__Excerpt provided__

---

Time has come to impeach Obama

On June 12, the deadliest terrorist attack since 9/11 shook the nation in Orlando, where 49 Americans were killed. Under the watch of the Obama administration, there have been 44 terrorist attacks, one nearly every other month. President Obama’s failures and policies have enabled national security lapses and made our nation unsafe. The American people have to ask themselves, when is enough enough? 


The time to consider impeachment is here. Obama has committed several offenses while in office that are impeachable. They include the use of prosecutorial discretion to not enforce provisions of the Immigration and Nationality Act; the failure to submit to Congress a breach of Iran deal when Iran launched its first ICBM missiles in March 2016; and the willful choice to not disclose to Congress the invasion of Libya in 2011. Members of Congress have repeatedly remarked on the lawlessness of the president, yet despite their power to impeach the president, they have failed to do so. 

I propose a citizen-led impeachment. The president cannot govern without the consent of the American public and people; he is a representative of the people and he has failed to fulfill his chief duty of keeping us safe. I propose the American people start considering impeachment and discuss it in their communities — with enough backing and pressure, Congress will proceed.

From Mason Woolley, Asheville, N.C.

Consider long-term Brexit impact

The global economy doesn’t need any more uncertainty. While some are quite happy about the Brexit campaign’s recent victory (“Biden: US ‘preferred a different outcome’ on Brexit,” June 24), others are far more apprehensive about this outcome.

Shortly after the referendum’s results were announced, major stock indexes plunged, with the Dow Jones industrial average losing more than 400 points and the S&P 500 Index dropping more than 2 percent. While these declines may seem like temporary setbacks, it is important to consider what consequences the Brexit could have over the long term.

---

__What to produce__
List every offense that the letter on impeaching Obama above calls impeachable.

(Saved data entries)
---

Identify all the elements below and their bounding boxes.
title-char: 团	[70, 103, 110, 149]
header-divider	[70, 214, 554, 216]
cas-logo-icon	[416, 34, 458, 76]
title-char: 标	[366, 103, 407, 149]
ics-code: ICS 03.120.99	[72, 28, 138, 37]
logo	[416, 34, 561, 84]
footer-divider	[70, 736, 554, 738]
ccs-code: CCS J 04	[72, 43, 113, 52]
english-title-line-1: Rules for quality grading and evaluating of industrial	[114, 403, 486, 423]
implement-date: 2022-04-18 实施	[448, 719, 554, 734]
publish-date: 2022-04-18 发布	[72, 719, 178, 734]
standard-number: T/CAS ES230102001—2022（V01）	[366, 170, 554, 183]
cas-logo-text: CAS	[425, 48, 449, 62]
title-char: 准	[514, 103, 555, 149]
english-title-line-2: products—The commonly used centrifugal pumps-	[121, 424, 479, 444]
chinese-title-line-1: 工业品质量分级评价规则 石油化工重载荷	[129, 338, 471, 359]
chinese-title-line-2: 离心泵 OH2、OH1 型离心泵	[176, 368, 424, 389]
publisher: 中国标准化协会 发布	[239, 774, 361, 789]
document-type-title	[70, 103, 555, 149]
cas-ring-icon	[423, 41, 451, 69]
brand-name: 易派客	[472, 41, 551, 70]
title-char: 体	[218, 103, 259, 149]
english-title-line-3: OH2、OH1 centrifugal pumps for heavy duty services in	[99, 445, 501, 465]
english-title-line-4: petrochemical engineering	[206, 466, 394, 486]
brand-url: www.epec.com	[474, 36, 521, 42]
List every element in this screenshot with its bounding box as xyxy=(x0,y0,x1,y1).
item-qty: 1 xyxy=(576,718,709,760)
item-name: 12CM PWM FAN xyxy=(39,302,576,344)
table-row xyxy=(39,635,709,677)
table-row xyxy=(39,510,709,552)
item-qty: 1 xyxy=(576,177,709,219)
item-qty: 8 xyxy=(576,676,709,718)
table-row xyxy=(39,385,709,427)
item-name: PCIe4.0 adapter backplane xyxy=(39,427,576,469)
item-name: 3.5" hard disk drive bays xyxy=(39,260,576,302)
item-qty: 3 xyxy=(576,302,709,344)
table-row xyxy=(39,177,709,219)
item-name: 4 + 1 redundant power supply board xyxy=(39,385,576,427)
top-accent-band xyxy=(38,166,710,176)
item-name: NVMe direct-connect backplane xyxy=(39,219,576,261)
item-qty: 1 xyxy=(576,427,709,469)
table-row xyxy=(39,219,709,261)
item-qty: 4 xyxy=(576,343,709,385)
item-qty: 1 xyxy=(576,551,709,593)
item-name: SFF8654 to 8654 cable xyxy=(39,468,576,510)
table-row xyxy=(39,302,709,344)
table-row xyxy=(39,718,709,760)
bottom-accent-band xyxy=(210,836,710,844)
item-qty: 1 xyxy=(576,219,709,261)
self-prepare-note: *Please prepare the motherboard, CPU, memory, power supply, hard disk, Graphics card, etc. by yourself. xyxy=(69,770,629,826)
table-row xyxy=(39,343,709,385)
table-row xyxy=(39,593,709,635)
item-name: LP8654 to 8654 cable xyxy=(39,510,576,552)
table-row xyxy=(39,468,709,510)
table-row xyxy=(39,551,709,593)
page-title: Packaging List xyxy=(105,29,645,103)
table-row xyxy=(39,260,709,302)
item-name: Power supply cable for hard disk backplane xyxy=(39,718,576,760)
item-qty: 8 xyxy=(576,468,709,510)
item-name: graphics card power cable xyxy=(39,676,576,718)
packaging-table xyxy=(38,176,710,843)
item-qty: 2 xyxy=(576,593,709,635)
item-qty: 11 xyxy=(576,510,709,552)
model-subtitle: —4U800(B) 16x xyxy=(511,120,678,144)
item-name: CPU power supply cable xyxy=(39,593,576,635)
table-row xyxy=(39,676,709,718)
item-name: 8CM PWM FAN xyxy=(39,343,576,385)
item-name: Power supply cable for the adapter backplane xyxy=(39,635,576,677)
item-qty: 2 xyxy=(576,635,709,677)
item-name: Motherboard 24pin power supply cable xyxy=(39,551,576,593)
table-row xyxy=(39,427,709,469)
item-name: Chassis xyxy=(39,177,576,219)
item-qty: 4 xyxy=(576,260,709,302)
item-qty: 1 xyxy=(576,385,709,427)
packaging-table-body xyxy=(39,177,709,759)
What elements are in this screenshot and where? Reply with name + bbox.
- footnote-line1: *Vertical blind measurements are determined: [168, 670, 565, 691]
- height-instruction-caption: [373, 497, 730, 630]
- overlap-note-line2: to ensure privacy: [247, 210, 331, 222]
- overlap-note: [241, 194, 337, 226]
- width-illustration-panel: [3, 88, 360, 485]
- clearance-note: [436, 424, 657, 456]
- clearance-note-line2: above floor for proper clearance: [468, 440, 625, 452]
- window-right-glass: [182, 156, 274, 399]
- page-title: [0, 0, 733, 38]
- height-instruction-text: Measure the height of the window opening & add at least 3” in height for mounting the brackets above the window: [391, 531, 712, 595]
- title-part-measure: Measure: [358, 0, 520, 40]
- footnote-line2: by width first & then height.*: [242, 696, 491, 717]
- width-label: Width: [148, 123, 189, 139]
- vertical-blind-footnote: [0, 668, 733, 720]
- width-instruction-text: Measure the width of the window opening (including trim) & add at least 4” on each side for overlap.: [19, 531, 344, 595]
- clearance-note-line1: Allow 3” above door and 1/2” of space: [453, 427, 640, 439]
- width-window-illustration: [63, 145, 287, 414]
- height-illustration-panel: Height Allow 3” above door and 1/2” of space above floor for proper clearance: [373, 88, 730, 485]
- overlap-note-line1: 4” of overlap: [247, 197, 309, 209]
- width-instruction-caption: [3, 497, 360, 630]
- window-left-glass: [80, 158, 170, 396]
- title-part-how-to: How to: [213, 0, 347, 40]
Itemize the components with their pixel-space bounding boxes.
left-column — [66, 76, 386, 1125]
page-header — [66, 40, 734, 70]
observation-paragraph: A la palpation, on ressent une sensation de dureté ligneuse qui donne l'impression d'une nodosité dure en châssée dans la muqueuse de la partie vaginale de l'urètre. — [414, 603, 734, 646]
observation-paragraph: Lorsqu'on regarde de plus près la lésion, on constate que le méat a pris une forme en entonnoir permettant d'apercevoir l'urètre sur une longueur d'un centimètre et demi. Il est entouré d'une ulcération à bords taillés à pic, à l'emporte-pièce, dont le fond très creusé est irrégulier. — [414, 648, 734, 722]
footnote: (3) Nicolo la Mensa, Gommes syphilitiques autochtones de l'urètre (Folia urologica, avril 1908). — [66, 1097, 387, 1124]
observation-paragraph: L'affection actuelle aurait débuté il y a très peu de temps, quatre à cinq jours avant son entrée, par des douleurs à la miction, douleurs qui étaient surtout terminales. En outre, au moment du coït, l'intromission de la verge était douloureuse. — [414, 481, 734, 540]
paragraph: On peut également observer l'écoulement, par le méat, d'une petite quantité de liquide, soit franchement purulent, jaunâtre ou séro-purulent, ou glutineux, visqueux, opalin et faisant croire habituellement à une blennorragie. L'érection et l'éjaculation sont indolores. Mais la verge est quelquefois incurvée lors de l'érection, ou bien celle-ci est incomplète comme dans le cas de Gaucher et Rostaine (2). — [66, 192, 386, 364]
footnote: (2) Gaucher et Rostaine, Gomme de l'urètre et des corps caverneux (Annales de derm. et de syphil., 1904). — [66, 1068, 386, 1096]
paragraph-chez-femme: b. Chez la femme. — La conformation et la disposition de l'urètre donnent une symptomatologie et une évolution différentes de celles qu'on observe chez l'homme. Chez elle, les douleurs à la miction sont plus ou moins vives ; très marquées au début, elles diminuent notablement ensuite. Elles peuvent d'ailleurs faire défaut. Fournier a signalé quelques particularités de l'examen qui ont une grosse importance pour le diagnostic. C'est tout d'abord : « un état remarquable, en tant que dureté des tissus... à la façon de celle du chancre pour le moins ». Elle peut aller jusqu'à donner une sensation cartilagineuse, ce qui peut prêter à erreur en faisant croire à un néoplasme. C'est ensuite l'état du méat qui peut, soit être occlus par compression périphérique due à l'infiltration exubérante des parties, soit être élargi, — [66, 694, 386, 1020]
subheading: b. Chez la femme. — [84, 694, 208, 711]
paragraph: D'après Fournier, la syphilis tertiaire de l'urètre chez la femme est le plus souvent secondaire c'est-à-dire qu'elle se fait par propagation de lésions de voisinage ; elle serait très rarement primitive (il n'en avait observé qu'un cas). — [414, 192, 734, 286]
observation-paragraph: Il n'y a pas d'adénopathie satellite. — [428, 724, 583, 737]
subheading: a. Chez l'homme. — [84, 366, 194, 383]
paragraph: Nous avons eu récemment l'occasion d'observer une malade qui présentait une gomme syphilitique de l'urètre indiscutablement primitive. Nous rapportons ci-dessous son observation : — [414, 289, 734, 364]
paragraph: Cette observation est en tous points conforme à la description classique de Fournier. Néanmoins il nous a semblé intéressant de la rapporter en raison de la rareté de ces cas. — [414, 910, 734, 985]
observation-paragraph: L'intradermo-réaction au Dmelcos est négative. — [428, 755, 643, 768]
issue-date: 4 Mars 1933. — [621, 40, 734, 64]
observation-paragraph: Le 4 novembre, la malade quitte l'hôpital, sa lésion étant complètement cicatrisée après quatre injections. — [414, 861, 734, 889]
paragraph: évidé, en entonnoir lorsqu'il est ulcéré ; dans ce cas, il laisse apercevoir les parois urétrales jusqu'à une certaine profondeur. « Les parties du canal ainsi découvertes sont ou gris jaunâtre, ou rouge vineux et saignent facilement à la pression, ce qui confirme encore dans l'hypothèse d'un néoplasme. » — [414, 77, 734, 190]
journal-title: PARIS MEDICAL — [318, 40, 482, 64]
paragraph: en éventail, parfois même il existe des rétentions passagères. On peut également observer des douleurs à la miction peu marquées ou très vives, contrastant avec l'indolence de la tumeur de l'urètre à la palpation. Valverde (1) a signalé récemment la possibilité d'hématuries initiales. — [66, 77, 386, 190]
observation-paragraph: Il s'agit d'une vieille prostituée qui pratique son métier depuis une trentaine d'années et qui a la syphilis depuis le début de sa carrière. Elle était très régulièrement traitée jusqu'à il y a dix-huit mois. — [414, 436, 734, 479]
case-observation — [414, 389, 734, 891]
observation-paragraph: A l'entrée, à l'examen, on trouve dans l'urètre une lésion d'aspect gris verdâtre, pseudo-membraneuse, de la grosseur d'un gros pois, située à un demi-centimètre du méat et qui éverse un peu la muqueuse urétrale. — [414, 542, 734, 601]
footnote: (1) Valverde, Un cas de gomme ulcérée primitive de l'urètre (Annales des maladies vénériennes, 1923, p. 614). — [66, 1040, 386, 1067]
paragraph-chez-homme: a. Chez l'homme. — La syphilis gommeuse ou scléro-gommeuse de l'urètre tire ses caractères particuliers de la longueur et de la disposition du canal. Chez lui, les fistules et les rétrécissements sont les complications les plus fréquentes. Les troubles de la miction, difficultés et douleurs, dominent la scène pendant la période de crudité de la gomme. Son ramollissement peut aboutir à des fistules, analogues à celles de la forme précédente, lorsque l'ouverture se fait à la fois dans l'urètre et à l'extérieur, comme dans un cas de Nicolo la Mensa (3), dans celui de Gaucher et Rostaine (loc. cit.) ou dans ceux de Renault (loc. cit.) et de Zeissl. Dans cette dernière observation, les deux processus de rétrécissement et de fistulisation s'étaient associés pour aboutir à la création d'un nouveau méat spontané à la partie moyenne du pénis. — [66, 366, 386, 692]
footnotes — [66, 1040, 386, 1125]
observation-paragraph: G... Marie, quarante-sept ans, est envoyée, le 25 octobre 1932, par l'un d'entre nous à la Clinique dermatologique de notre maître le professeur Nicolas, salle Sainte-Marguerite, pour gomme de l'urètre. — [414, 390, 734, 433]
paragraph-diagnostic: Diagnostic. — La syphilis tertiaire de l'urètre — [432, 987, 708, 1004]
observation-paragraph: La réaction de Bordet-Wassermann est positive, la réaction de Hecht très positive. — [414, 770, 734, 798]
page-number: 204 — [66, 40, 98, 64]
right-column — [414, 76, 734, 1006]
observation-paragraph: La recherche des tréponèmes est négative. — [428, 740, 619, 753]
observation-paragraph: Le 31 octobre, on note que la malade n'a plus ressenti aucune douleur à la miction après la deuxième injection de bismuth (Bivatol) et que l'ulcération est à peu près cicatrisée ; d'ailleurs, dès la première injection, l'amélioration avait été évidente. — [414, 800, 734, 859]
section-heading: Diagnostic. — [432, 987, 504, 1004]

---

__Response to this task__
- Using prosecutorial discretion to not enforce provisions of the Immigration and Nationality Act
- Failing to submit to Congress a breach of the Iran deal when Iran launched its first ICBM missiles in March 2016
- Willfully choosing not to disclose to Congress the invasion of Libya in 2011